# WHAT NEEDS TO BE DONE
Would you return all of this data exactly, leaving nothing out?

◇ ◇ ◇ ◇

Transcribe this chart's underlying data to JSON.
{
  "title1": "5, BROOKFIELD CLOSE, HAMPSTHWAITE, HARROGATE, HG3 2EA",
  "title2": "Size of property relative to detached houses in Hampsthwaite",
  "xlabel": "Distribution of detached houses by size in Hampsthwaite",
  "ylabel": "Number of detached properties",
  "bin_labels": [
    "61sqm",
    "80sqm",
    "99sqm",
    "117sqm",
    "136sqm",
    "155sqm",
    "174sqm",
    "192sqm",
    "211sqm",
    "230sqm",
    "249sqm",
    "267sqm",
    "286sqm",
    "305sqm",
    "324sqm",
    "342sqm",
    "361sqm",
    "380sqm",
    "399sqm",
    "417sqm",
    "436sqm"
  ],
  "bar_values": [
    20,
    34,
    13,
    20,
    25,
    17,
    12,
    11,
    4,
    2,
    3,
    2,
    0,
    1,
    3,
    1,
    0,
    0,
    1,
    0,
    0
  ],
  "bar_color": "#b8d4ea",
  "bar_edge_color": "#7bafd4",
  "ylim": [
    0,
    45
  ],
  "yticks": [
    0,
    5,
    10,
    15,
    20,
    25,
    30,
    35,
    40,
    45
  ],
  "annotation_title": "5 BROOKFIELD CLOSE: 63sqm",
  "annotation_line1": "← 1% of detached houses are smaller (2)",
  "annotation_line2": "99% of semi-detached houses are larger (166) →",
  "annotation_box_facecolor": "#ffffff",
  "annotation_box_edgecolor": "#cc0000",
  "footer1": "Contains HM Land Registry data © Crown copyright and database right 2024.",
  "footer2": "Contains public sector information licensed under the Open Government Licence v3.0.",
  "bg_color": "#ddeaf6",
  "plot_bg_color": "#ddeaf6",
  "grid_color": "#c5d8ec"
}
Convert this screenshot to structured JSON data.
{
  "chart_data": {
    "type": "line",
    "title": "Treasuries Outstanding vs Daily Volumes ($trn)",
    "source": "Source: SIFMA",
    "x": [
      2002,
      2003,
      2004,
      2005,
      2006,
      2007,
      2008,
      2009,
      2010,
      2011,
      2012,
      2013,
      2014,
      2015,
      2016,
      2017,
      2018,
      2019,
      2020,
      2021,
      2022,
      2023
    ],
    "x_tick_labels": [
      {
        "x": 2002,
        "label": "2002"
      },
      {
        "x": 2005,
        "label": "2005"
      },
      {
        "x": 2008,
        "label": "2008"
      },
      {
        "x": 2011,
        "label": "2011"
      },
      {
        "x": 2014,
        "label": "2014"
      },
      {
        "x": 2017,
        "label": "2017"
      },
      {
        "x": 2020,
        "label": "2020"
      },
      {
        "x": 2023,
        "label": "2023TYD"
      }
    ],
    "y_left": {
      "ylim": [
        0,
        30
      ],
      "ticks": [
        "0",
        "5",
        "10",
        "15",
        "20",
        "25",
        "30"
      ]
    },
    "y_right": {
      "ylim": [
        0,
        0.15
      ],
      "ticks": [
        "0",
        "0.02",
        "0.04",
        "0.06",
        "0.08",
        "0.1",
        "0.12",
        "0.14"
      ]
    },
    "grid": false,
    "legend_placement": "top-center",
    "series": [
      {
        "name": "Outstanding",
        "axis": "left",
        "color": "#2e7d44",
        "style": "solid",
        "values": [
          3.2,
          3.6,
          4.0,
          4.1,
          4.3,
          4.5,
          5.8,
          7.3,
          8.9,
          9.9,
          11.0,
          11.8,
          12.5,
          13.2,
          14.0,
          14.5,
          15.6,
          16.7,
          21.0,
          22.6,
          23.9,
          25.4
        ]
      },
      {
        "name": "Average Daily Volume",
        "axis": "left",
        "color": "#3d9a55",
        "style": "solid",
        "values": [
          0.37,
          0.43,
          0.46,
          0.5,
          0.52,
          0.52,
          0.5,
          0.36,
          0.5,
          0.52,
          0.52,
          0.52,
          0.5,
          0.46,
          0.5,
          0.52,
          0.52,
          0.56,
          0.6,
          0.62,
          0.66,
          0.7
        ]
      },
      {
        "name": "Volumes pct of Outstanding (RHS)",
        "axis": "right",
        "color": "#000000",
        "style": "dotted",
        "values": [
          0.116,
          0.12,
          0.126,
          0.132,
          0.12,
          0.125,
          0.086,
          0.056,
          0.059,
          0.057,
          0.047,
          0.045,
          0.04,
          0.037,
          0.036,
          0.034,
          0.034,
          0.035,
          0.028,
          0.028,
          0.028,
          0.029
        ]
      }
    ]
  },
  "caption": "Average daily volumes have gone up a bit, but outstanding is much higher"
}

◇ ◇ ◇ ◇

# FINISHED TASK
Transcribe this chart's underlying data to JSON.
{
  "title1": "5, BROOKFIELD CLOSE, HAMPSTHWAITE, HARROGATE, HG3 2EA",
  "title2": "Size of property relative to detached houses in Hampsthwaite",
  "xlabel": "Distribution of detached houses by size in Hampsthwaite",
  "ylabel": "Number of detached properties",
  "bin_labels": [
    "61sqm",
    "80sqm",
    "99sqm",
    "117sqm",
    "136sqm",
    "155sqm",
    "174sqm",
    "192sqm",
    "211sqm",
    "230sqm",
    "249sqm",
    "267sqm",
    "286sqm",
    "305sqm",
    "324sqm",
    "342sqm",
    "361sqm",
    "380sqm",
    "399sqm",
    "417sqm",
    "436sqm"
  ],
  "bar_values": [
    20,
    34,
    13,
    20,
    25,
    17,
    12,
    11,
    4,
    2,
    3,
    2,
    0,
    1,
    3,
    1,
    0,
    0,
    1,
    0,
    0
  ],
  "bar_color": "#b8d4ea",
  "bar_edge_color": "#7bafd4",
  "ylim": [
    0,
    45
  ],
  "yticks": [
    0,
    5,
    10,
    15,
    20,
    25,
    30,
    35,
    40,
    45
  ],
  "annotation_title": "5 BROOKFIELD CLOSE: 63sqm",
  "annotation_line1": "← 1% of detached houses are smaller (2)",
  "annotation_line2": "99% of semi-detached houses are larger (166) →",
  "annotation_box_facecolor": "#ffffff",
  "annotation_box_edgecolor": "#cc0000",
  "footer1": "Contains HM Land Registry data © Crown copyright and database right 2024.",
  "footer2": "Contains public sector information licensed under the Open Government Licence v3.0.",
  "bg_color": "#ddeaf6",
  "plot_bg_color": "#ddeaf6",
  "grid_color": "#c5d8ec"
}
Convert this screenshot to structured JSON data.
{
  "chart_data": {
    "type": "line",
    "title": "Treasuries Outstanding vs Daily Volumes ($trn)",
    "source": "Source: SIFMA",
    "x": [
      2002,
      2003,
      2004,
      2005,
      2006,
      2007,
      2008,
      2009,
      2010,
      2011,
      2012,
      2013,
      2014,
      2015,
      2016,
      2017,
      2018,
      2019,
      2020,
      2021,
      2022,
      2023
    ],
    "x_tick_labels": [
      {
        "x": 2002,
        "label": "2002"
      },
      {
        "x": 2005,
        "label": "2005"
      },
      {
        "x": 2008,
        "label": "2008"
      },
      {
        "x": 2011,
        "label": "2011"
      },
      {
        "x": 2014,
        "label": "2014"
      },
      {
        "x": 2017,
        "label": "2017"
      },
      {
        "x": 2020,
        "label": "2020"
      },
      {
        "x": 2023,
        "label": "2023TYD"
      }
    ],
    "y_left": {
      "ylim": [
        0,
        30
      ],
      "ticks": [
        "0",
        "5",
        "10",
        "15",
        "20",
        "25",
        "30"
      ]
    },
    "y_right": {
      "ylim": [
        0,
        0.15
      ],
      "ticks": [
        "0",
        "0.02",
        "0.04",
        "0.06",
        "0.08",
        "0.1",
        "0.12",
        "0.14"
      ]
    },
    "grid": false,
    "legend_placement": "top-center",
    "series": [
      {
        "name": "Outstanding",
        "axis": "left",
        "color": "#2e7d44",
        "style": "solid",
        "values": [
          3.2,
          3.6,
          4.0,
          4.1,
          4.3,
          4.5,
          5.8,
          7.3,
          8.9,
          9.9,
          11.0,
          11.8,
          12.5,
          13.2,
          14.0,
          14.5,
          15.6,
          16.7,
          21.0,
          22.6,
          23.9,
          25.4
        ]
      },
      {
        "name": "Average Daily Volume",
        "axis": "left",
        "color": "#3d9a55",
        "style": "solid",
        "values": [
          0.37,
          0.43,
          0.46,
          0.5,
          0.52,
          0.52,
          0.5,
          0.36,
          0.5,
          0.52,
          0.52,
          0.52,
          0.5,
          0.46,
          0.5,
          0.52,
          0.52,
          0.56,
          0.6,
          0.62,
          0.66,
          0.7
        ]
      },
      {
        "name": "Volumes pct of Outstanding (RHS)",
        "axis": "right",
        "color": "#000000",
        "style": "dotted",
        "values": [
          0.116,
          0.12,
          0.126,
          0.132,
          0.12,
          0.125,
          0.086,
          0.056,
          0.059,
          0.057,
          0.047,
          0.045,
          0.04,
          0.037,
          0.036,
          0.034,
          0.034,
          0.035,
          0.028,
          0.028,
          0.028,
          0.029
        ]
      }
    ]
  },
  "caption": "Average daily volumes have gone up a bit, but outstanding is much higher"
}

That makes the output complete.